* Supplied material
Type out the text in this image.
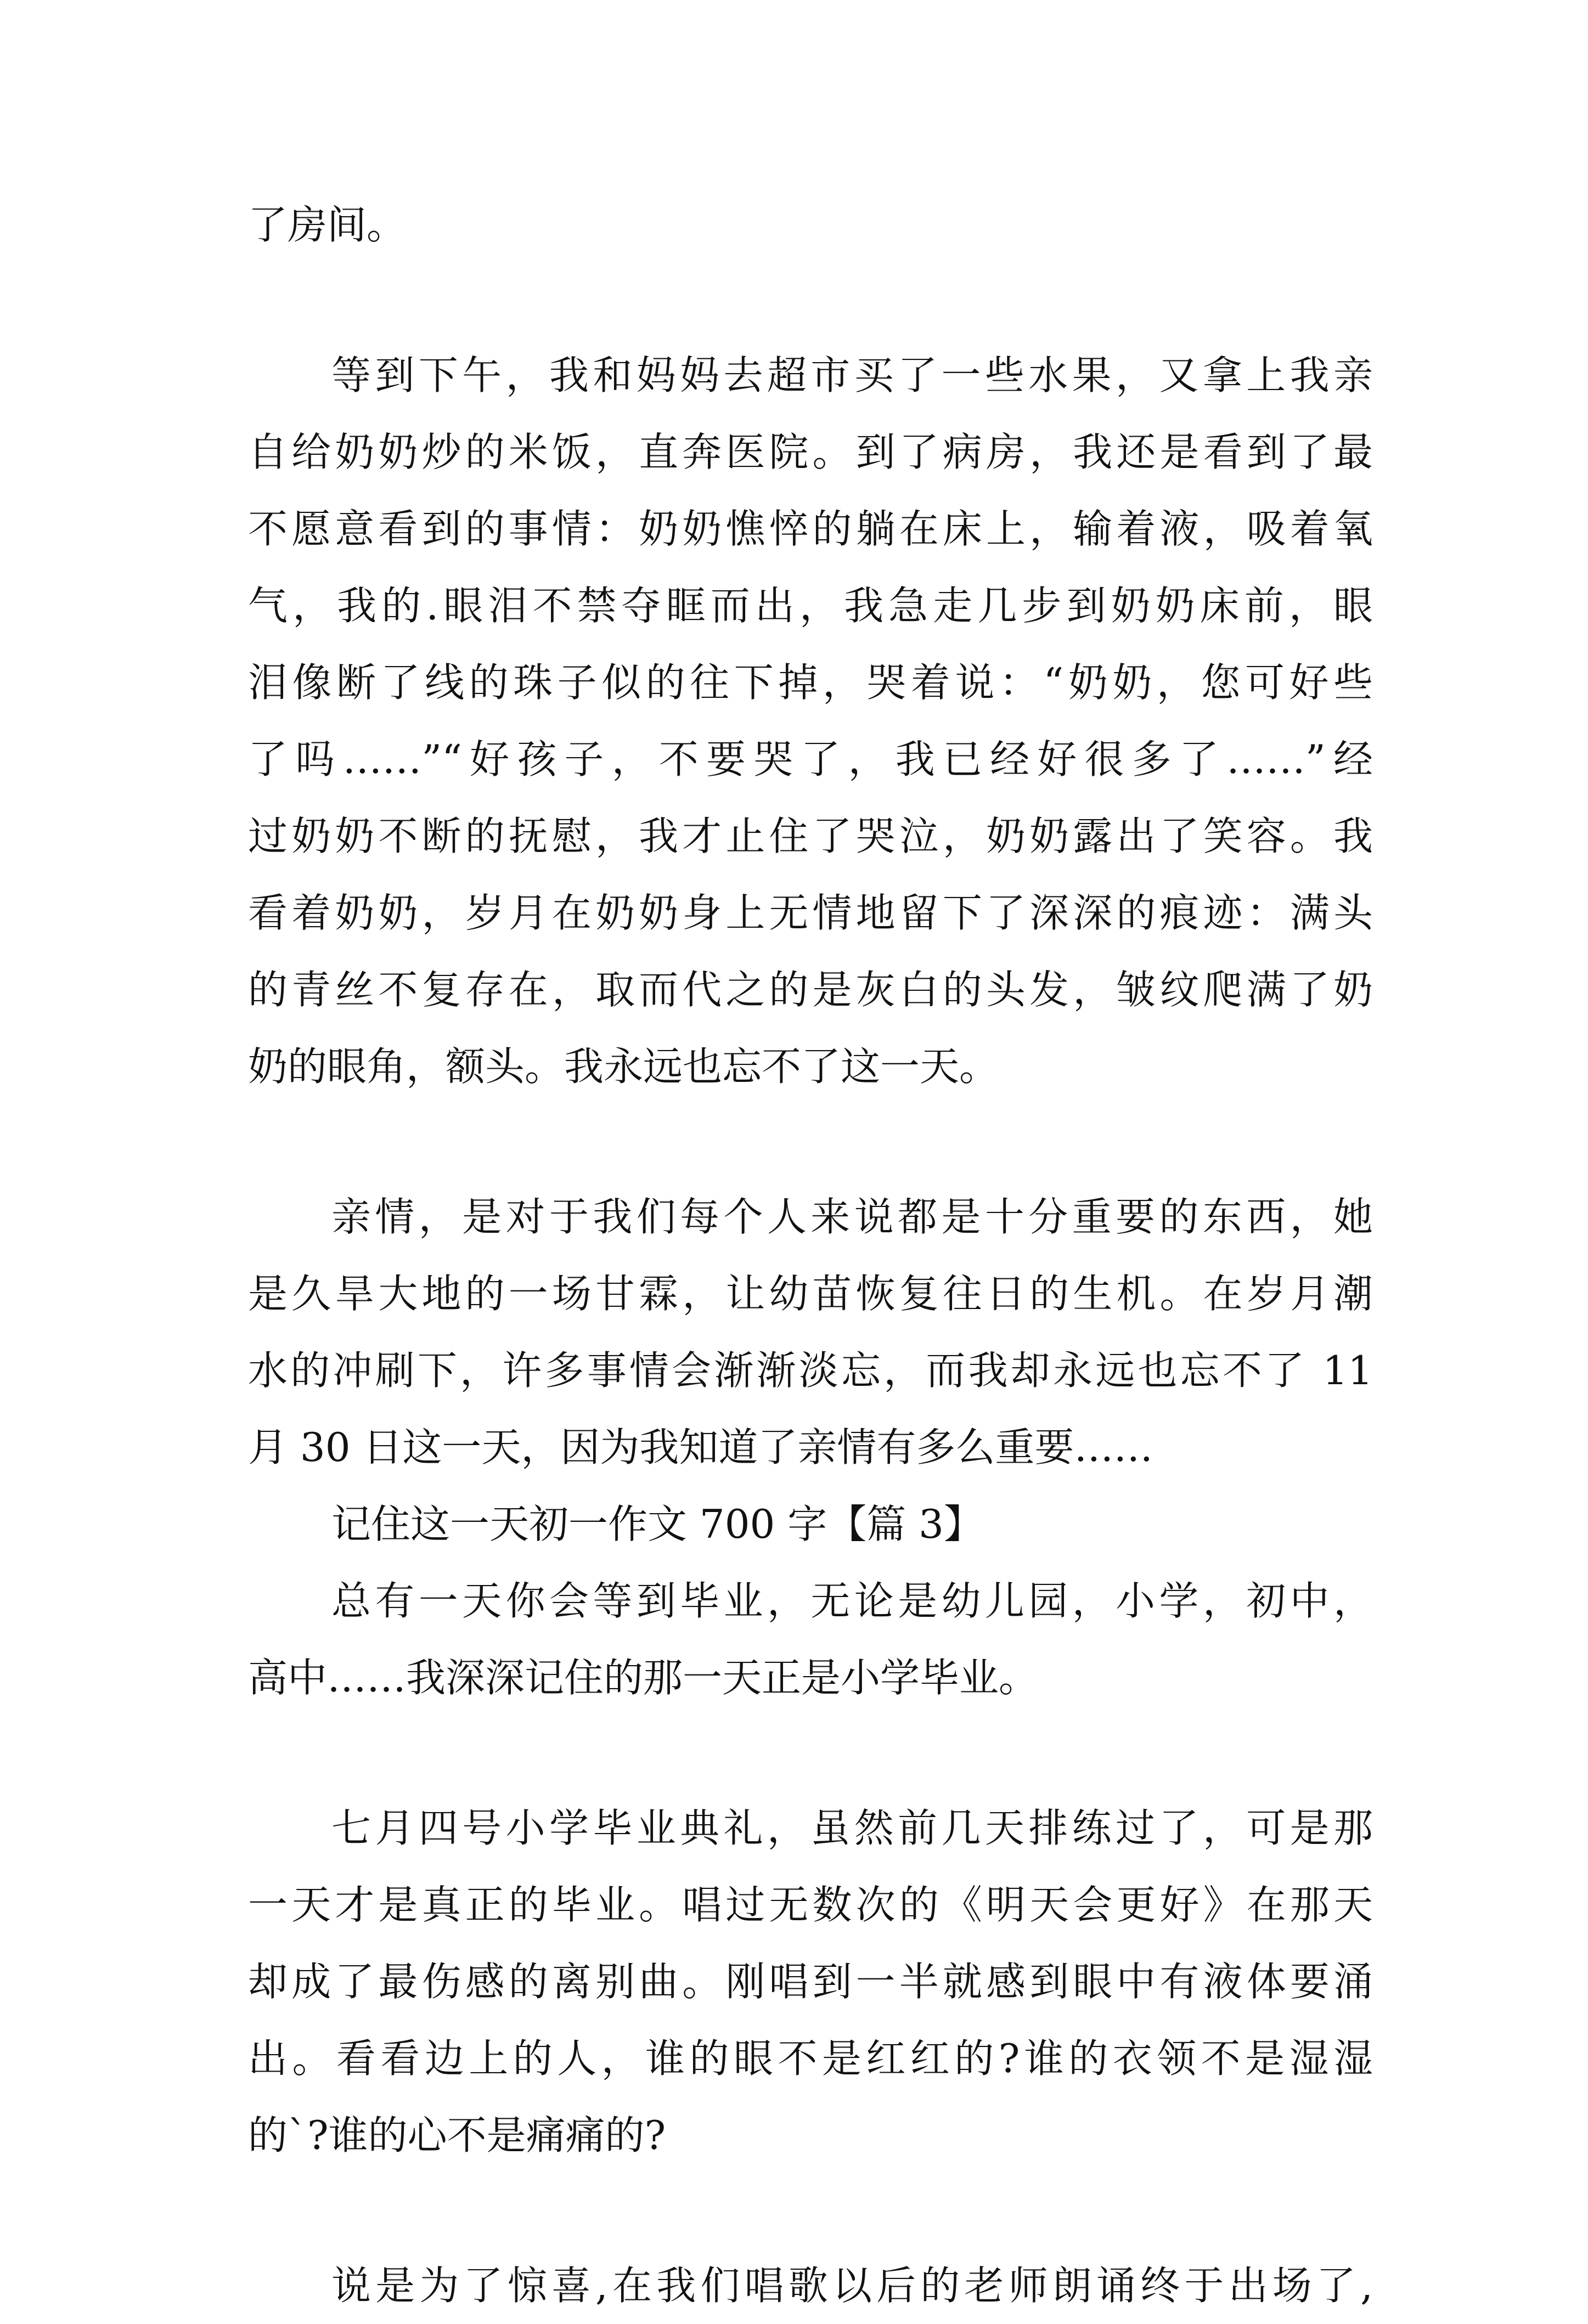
了房间。
等到下午，我和妈妈去超市买了一些水果，又拿上我亲
自给奶奶炒的米饭，直奔医院。到了病房，我还是看到了最
不愿意看到的事情：奶奶憔悴的躺在床上，输着液，吸着氧
气，我的.眼泪不禁夺眶而出，我急走几步到奶奶床前，眼
泪像断了线的珠子似的往下掉，哭着说：“奶奶，您可好些
了吗……”“好孩子，不要哭了，我已经好很多了……”经
过奶奶不断的抚慰，我才止住了哭泣，奶奶露出了笑容。我
看着奶奶，岁月在奶奶身上无情地留下了深深的痕迹：满头
的青丝不复存在，取而代之的是灰白的头发，皱纹爬满了奶
奶的眼角，额头。我永远也忘不了这一天。
亲情，是对于我们每个人来说都是十分重要的东西，她
是久旱大地的一场甘霖，让幼苗恢复往日的生机。在岁月潮
水的冲刷下，许多事情会渐渐淡忘，而我却永远也忘不了 11
月 30 日这一天，因为我知道了亲情有多么重要……
记住这一天初一作文 700 字【篇 3】
总有一天你会等到毕业，无论是幼儿园，小学，初中，
高中……我深深记住的那一天正是小学毕业。
七月四号小学毕业典礼，虽然前几天排练过了，可是那
一天才是真正的毕业。唱过无数次的《明天会更好》在那天
却成了最伤感的离别曲。刚唱到一半就感到眼中有液体要涌
出。看看边上的人，谁的眼不是红红的?谁的衣领不是湿湿
的`?谁的心不是痛痛的?
说是为了惊喜,在我们唱歌以后的老师朗诵终于出场了,
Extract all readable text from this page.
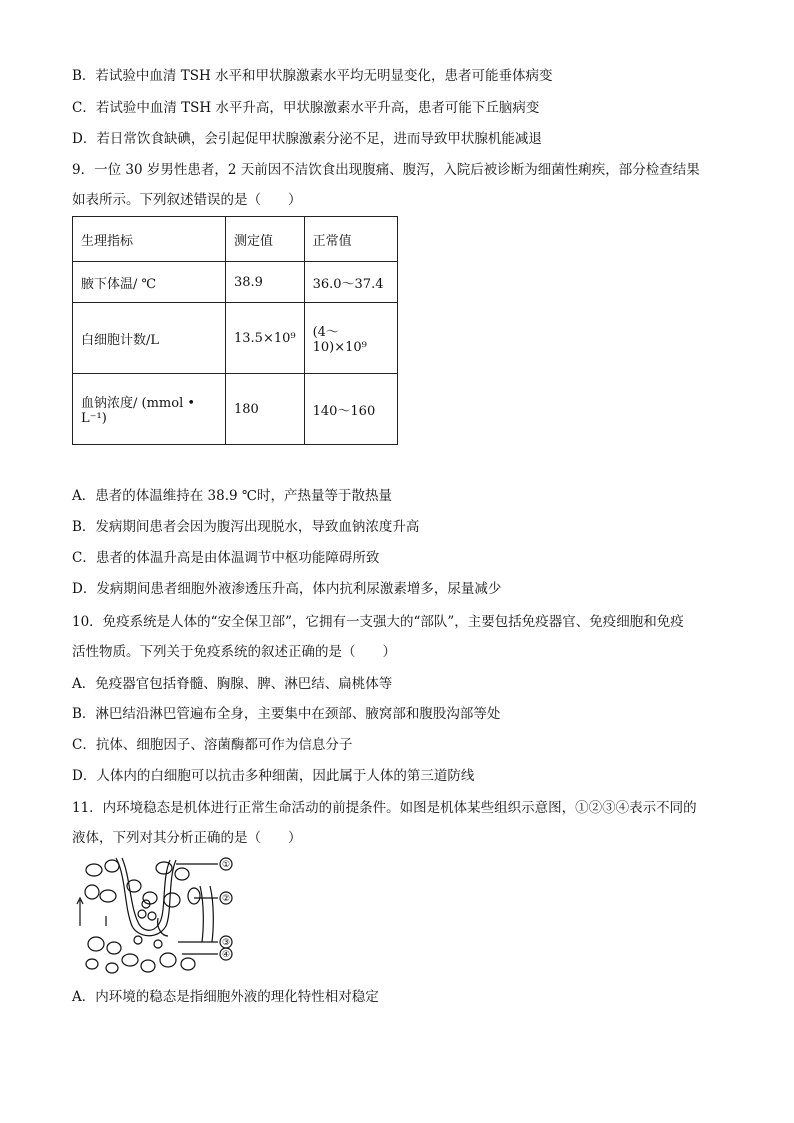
B．若试验中血清 TSH 水平和甲状腺激素水平均无明显变化，患者可能垂体病变
C．若试验中血清 TSH 水平升高，甲状腺激素水平升高，患者可能下丘脑病变
D．若日常饮食缺碘，会引起促甲状腺激素分泌不足，进而导致甲状腺机能减退
9．一位 30 岁男性患者，2 天前因不洁饮食出现腹痛、腹泻，入院后被诊断为细菌性痢疾，部分检查结果
如表所示。下列叙述错误的是（　　）
生理指标	测定值	正常值
腋下体温/ ℃	38.9	36.0～37.4
白细胞计数/L	13.5×10⁹	(4～10)×10⁹
血钠浓度/ (mmol • L⁻¹)	180	140～160
A．患者的体温维持在 38.9 ℃时，产热量等于散热量
B．发病期间患者会因为腹泻出现脱水，导致血钠浓度升高
C．患者的体温升高是由体温调节中枢功能障碍所致
D．发病期间患者细胞外液渗透压升高，体内抗利尿激素增多，尿量减少
10．免疫系统是人体的“安全保卫部”，它拥有一支强大的“部队”，主要包括免疫器官、免疫细胞和免疫
活性物质。下列关于免疫系统的叙述正确的是（　　）
A．免疫器官包括脊髓、胸腺、脾、淋巴结、扁桃体等
B．淋巴结沿淋巴管遍布全身，主要集中在颈部、腋窝部和腹股沟部等处
C．抗体、细胞因子、溶菌酶都可作为信息分子
D．人体内的白细胞可以抗击多种细菌，因此属于人体的第三道防线
11．内环境稳态是机体进行正常生命活动的前提条件。如图是机体某些组织示意图，①②③④表示不同的
液体，下列对其分析正确的是（　　）
①
②
③
④
A．内环境的稳态是指细胞外液的理化特性相对稳定
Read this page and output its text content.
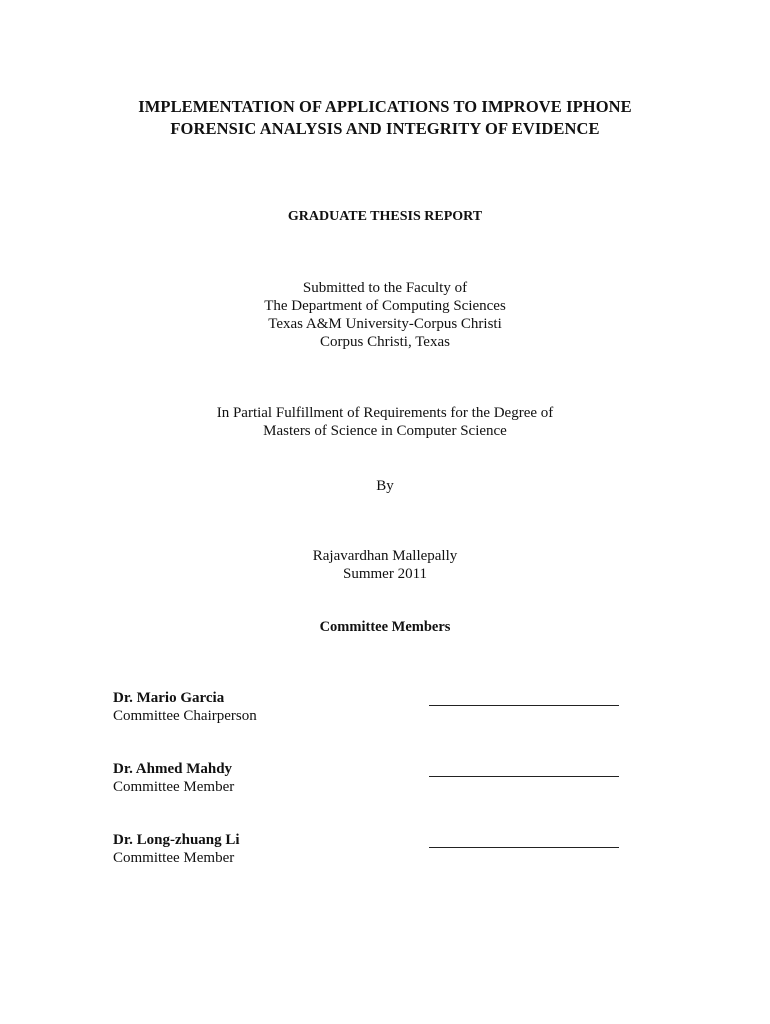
IMPLEMENTATION OF APPLICATIONS TO IMPROVE IPHONE
FORENSIC ANALYSIS AND INTEGRITY OF EVIDENCE
GRADUATE THESIS REPORT
Submitted to the Faculty of
The Department of Computing Sciences
Texas A&M University-Corpus Christi
Corpus Christi, Texas
In Partial Fulfillment of Requirements for the Degree of
Masters of Science in Computer Science
By
Rajavardhan Mallepally
Summer 2011
Committee Members
Dr. Mario Garcia
Committee Chairperson
Dr. Ahmed Mahdy
Committee Member
Dr. Long-zhuang Li
Committee Member
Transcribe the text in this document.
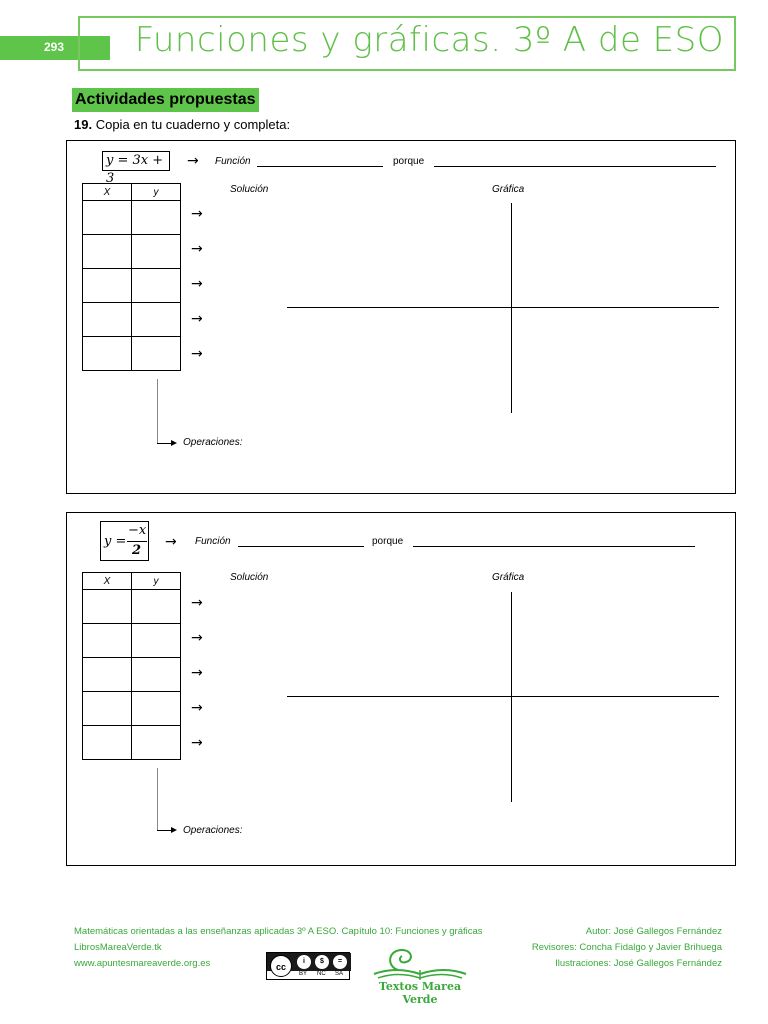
293 Funciones y gráficas. 3º A de ESO
Actividades propuestas
19. Copia en tu cuaderno y completa:
y = 3x + 3
→ Función	porque
X	y

→
→
→
→
→
Solución	Gráfica
Operaciones:
y =
−x
2
→ Función	porque
X	y

→
→
→
→
→
Solución	Gráfica
Operaciones:
Matemáticas orientadas a las enseñanzas aplicadas 3º A ESO. Capítulo 10: Funciones y gráficas
LibrosMareaVerde.tk
www.apuntesmareaverde.org.es
Autor: José Gallegos Fernández
Revisores: Concha Fidalgo y Javier Brihuega
Ilustraciones: José Gallegos Fernández
cc
i	$	=
BY NC SA
Textos Marea Verde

* Written request
Copy the whole listing above word for word but do not carry over the pictures.

* The completed task
Type out the text in this image.
了房间。
等到下午，我和妈妈去超市买了一些水果，又拿上我亲
自给奶奶炒的米饭，直奔医院。到了病房，我还是看到了最
不愿意看到的事情：奶奶憔悴的躺在床上，输着液，吸着氧
气，我的.眼泪不禁夺眶而出，我急走几步到奶奶床前，眼
泪像断了线的珠子似的往下掉，哭着说：“奶奶，您可好些
了吗……”“好孩子，不要哭了，我已经好很多了……”经
过奶奶不断的抚慰，我才止住了哭泣，奶奶露出了笑容。我
看着奶奶，岁月在奶奶身上无情地留下了深深的痕迹：满头
的青丝不复存在，取而代之的是灰白的头发，皱纹爬满了奶
奶的眼角，额头。我永远也忘不了这一天。
亲情，是对于我们每个人来说都是十分重要的东西，她
是久旱大地的一场甘霖，让幼苗恢复往日的生机。在岁月潮
水的冲刷下，许多事情会渐渐淡忘，而我却永远也忘不了 11
月 30 日这一天，因为我知道了亲情有多么重要……
记住这一天初一作文 700 字【篇 3】
总有一天你会等到毕业，无论是幼儿园，小学，初中，
高中……我深深记住的那一天正是小学毕业。
七月四号小学毕业典礼，虽然前几天排练过了，可是那
一天才是真正的毕业。唱过无数次的《明天会更好》在那天
却成了最伤感的离别曲。刚唱到一半就感到眼中有液体要涌
出。看看边上的人，谁的眼不是红红的?谁的衣领不是湿湿
的`?谁的心不是痛痛的?
说是为了惊喜,在我们唱歌以后的老师朗诵终于出场了,
Extract all readable text from this page.
B．若试验中血清 TSH 水平和甲状腺激素水平均无明显变化，患者可能垂体病变
C．若试验中血清 TSH 水平升高，甲状腺激素水平升高，患者可能下丘脑病变
D．若日常饮食缺碘，会引起促甲状腺激素分泌不足，进而导致甲状腺机能减退
9．一位 30 岁男性患者，2 天前因不洁饮食出现腹痛、腹泻，入院后被诊断为细菌性痢疾，部分检查结果
如表所示。下列叙述错误的是（　　）
生理指标	测定值	正常值
腋下体温/ ℃	38.9	36.0～37.4
白细胞计数/L	13.5×10⁹	(4～10)×10⁹
血钠浓度/ (mmol • L⁻¹)	180	140～160
A．患者的体温维持在 38.9 ℃时，产热量等于散热量
B．发病期间患者会因为腹泻出现脱水，导致血钠浓度升高
C．患者的体温升高是由体温调节中枢功能障碍所致
D．发病期间患者细胞外液渗透压升高，体内抗利尿激素增多，尿量减少
10．免疫系统是人体的“安全保卫部”，它拥有一支强大的“部队”，主要包括免疫器官、免疫细胞和免疫
活性物质。下列关于免疫系统的叙述正确的是（　　）
A．免疫器官包括脊髓、胸腺、脾、淋巴结、扁桃体等
B．淋巴结沿淋巴管遍布全身，主要集中在颈部、腋窝部和腹股沟部等处
C．抗体、细胞因子、溶菌酶都可作为信息分子
D．人体内的白细胞可以抗击多种细菌，因此属于人体的第三道防线
11．内环境稳态是机体进行正常生命活动的前提条件。如图是机体某些组织示意图，①②③④表示不同的
液体，下列对其分析正确的是（　　）
①
②
③
④
A．内环境的稳态是指细胞外液的理化特性相对稳定
Read this page and output its text content.
IMPLEMENTATION OF APPLICATIONS TO IMPROVE IPHONE
FORENSIC ANALYSIS AND INTEGRITY OF EVIDENCE
GRADUATE THESIS REPORT
Submitted to the Faculty of
The Department of Computing Sciences
Texas A&M University-Corpus Christi
Corpus Christi, Texas
In Partial Fulfillment of Requirements for the Degree of
Masters of Science in Computer Science
By
Rajavardhan Mallepally
Summer 2011
Committee Members
Dr. Mario Garcia
Committee Chairperson
Dr. Ahmed Mahdy
Committee Member
Dr. Long-zhuang Li
Committee Member
Transcribe the text in this document.
293 Funciones y gráficas. 3º A de ESO
Actividades propuestas
19. Copia en tu cuaderno y completa:
y = 3x + 3
→ Función	porque
X	y

→
→
→
→
→
Solución	Gráfica
Operaciones:
y =
−x
2
→ Función	porque
X	y

→
→
→
→
→
Solución	Gráfica
Operaciones:
Matemáticas orientadas a las enseñanzas aplicadas 3º A ESO. Capítulo 10: Funciones y gráficas
LibrosMareaVerde.tk
www.apuntesmareaverde.org.es
Autor: José Gallegos Fernández
Revisores: Concha Fidalgo y Javier Brihuega
Ilustraciones: José Gallegos Fernández
cc
i	$	=
BY NC SA
Textos Marea Verde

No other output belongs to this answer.